[Problem to work on]
Leave out the images and return all the data word for word.

[Dataset records of page text]
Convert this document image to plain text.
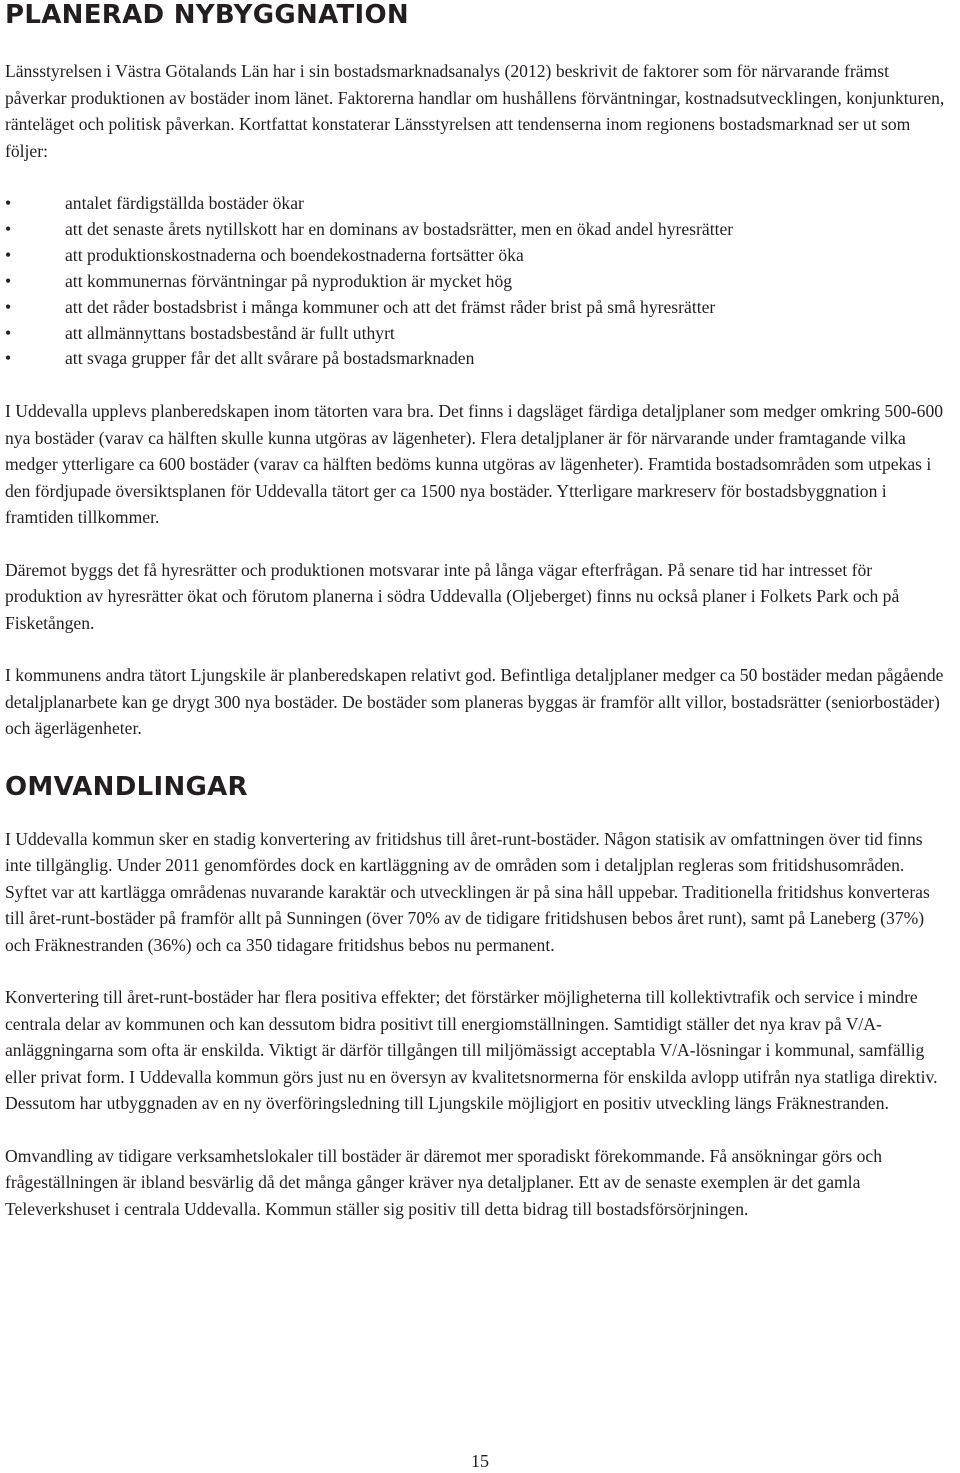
PLANERAD NYBYGGNATION

Länsstyrelsen i Västra Götalands Län har i sin bostadsmarknadsanalys (2012) beskrivit de faktorer som för närvarande främst påverkar produktionen av bostäder inom länet. Faktorerna handlar om hushållens förväntningar, kostnadsutvecklingen, konjunkturen, ränteläget och politisk påverkan. Kortfattat konstaterar Länsstyrelsen att tendenserna inom regionens bostadsmarknad ser ut som följer:

•	antalet färdigställda bostäder ökar
•	att det senaste årets nytillskott har en dominans av bostadsrätter, men en ökad andel hyresrätter
•	att produktionskostnaderna och boendekostnaderna fortsätter öka
•	att kommunernas förväntningar på nyproduktion är mycket hög
•	att det råder bostadsbrist i många kommuner och att det främst råder brist på små hyresrätter
•	att allmännyttans bostadsbestånd är fullt uthyrt
•	att svaga grupper får det allt svårare på bostadsmarknaden

I Uddevalla upplevs planberedskapen inom tätorten vara bra. Det finns i dagsläget färdiga detaljplaner som medger omkring 500-600 nya bostäder (varav ca hälften skulle kunna utgöras av lägenheter). Flera detaljplaner är för närvarande under framtagande vilka medger ytterligare ca 600 bostäder (varav ca hälften bedöms kunna utgöras av lägenheter). Framtida bostadsområden som utpekas i den fördjupade översiktsplanen för Uddevalla tätort ger ca 1500 nya bostäder. Ytterligare markreserv för bostadsbyggnation i framtiden tillkommer.

Däremot byggs det få hyresrätter och produktionen motsvarar inte på långa vägar efterfrågan. På senare tid har intresset för produktion av hyresrätter ökat och förutom planerna i södra Uddevalla (Oljeberget) finns nu också planer i Folkets Park och på Fisketången.

I kommunens andra tätort Ljungskile är planberedskapen relativt god. Befintliga detaljplaner medger ca 50 bostäder medan pågående detaljplanarbete kan ge drygt 300 nya bostäder. De bostäder som planeras byggas är framför allt villor, bostadsrätter (seniorbostäder) och ägerlägenheter.

OMVANDLINGAR

I Uddevalla kommun sker en stadig konvertering av fritidshus till året-runt-bostäder. Någon statisik av omfattningen över tid finns inte tillgänglig. Under 2011 genomfördes dock en kartläggning av de områden som i detaljplan regleras som fritidshusområden. Syftet var att kartlägga områdenas nuvarande karaktär och utvecklingen är på sina håll uppebar. Traditionella fritidshus konverteras till året-runt-bostäder på framför allt på Sunningen (över 70% av de tidigare fritidshusen bebos året runt), samt på Laneberg (37%) och Fräknestranden (36%) och ca 350 tidagare fritidshus bebos nu permanent.

Konvertering till året-runt-bostäder har flera positiva effekter; det förstärker möjligheterna till kollektivtrafik och service i mindre centrala delar av kommunen och kan dessutom bidra positivt till energiomställningen. Samtidigt ställer det nya krav på V/A-anläggningarna som ofta är enskilda. Viktigt är därför tillgången till miljömässigt acceptabla V/A-lösningar i kommunal, samfällig eller privat form. I Uddevalla kommun görs just nu en översyn av kvalitetsnormerna för enskilda avlopp utifrån nya statliga direktiv. Dessutom har utbyggnaden av en ny överföringsledning till Ljungskile möjligjort en positiv utveckling längs Fräknestranden.

Omvandling av tidigare verksamhetslokaler till bostäder är däremot mer sporadiskt förekommande. Få ansökningar görs och frågeställningen är ibland besvärlig då det många gånger kräver nya detaljplaner. Ett av de senaste exemplen är det gamla Televerkshuset i centrala Uddevalla. Kommun ställer sig positiv till detta bidrag till bostadsförsörjningen.

15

[Answer to this problem]
Convert this document image to plain text.
PLANERAD NYBYGGNATION

Länsstyrelsen i Västra Götalands Län har i sin bostadsmarknadsanalys (2012) beskrivit de faktorer som för närvarande främst påverkar produktionen av bostäder inom länet. Faktorerna handlar om hushållens förväntningar, kostnadsutvecklingen, konjunkturen, ränteläget och politisk påverkan. Kortfattat konstaterar Länsstyrelsen att tendenserna inom regionens bostadsmarknad ser ut som följer:

•	antalet färdigställda bostäder ökar
•	att det senaste årets nytillskott har en dominans av bostadsrätter, men en ökad andel hyresrätter
•	att produktionskostnaderna och boendekostnaderna fortsätter öka
•	att kommunernas förväntningar på nyproduktion är mycket hög
•	att det råder bostadsbrist i många kommuner och att det främst råder brist på små hyresrätter
•	att allmännyttans bostadsbestånd är fullt uthyrt
•	att svaga grupper får det allt svårare på bostadsmarknaden

I Uddevalla upplevs planberedskapen inom tätorten vara bra. Det finns i dagsläget färdiga detaljplaner som medger omkring 500-600 nya bostäder (varav ca hälften skulle kunna utgöras av lägenheter). Flera detaljplaner är för närvarande under framtagande vilka medger ytterligare ca 600 bostäder (varav ca hälften bedöms kunna utgöras av lägenheter). Framtida bostadsområden som utpekas i den fördjupade översiktsplanen för Uddevalla tätort ger ca 1500 nya bostäder. Ytterligare markreserv för bostadsbyggnation i framtiden tillkommer.

Däremot byggs det få hyresrätter och produktionen motsvarar inte på långa vägar efterfrågan. På senare tid har intresset för produktion av hyresrätter ökat och förutom planerna i södra Uddevalla (Oljeberget) finns nu också planer i Folkets Park och på Fisketången.

I kommunens andra tätort Ljungskile är planberedskapen relativt god. Befintliga detaljplaner medger ca 50 bostäder medan pågående detaljplanarbete kan ge drygt 300 nya bostäder. De bostäder som planeras byggas är framför allt villor, bostadsrätter (seniorbostäder) och ägerlägenheter.

OMVANDLINGAR

I Uddevalla kommun sker en stadig konvertering av fritidshus till året-runt-bostäder. Någon statisik av omfattningen över tid finns inte tillgänglig. Under 2011 genomfördes dock en kartläggning av de områden som i detaljplan regleras som fritidshusområden. Syftet var att kartlägga områdenas nuvarande karaktär och utvecklingen är på sina håll uppebar. Traditionella fritidshus konverteras till året-runt-bostäder på framför allt på Sunningen (över 70% av de tidigare fritidshusen bebos året runt), samt på Laneberg (37%) och Fräknestranden (36%) och ca 350 tidagare fritidshus bebos nu permanent.

Konvertering till året-runt-bostäder har flera positiva effekter; det förstärker möjligheterna till kollektivtrafik och service i mindre centrala delar av kommunen och kan dessutom bidra positivt till energiomställningen. Samtidigt ställer det nya krav på V/A-anläggningarna som ofta är enskilda. Viktigt är därför tillgången till miljömässigt acceptabla V/A-lösningar i kommunal, samfällig eller privat form. I Uddevalla kommun görs just nu en översyn av kvalitetsnormerna för enskilda avlopp utifrån nya statliga direktiv. Dessutom har utbyggnaden av en ny överföringsledning till Ljungskile möjligjort en positiv utveckling längs Fräknestranden.

Omvandling av tidigare verksamhetslokaler till bostäder är däremot mer sporadiskt förekommande. Få ansökningar görs och frågeställningen är ibland besvärlig då det många gånger kräver nya detaljplaner. Ett av de senaste exemplen är det gamla Televerkshuset i centrala Uddevalla. Kommun ställer sig positiv till detta bidrag till bostadsförsörjningen.

15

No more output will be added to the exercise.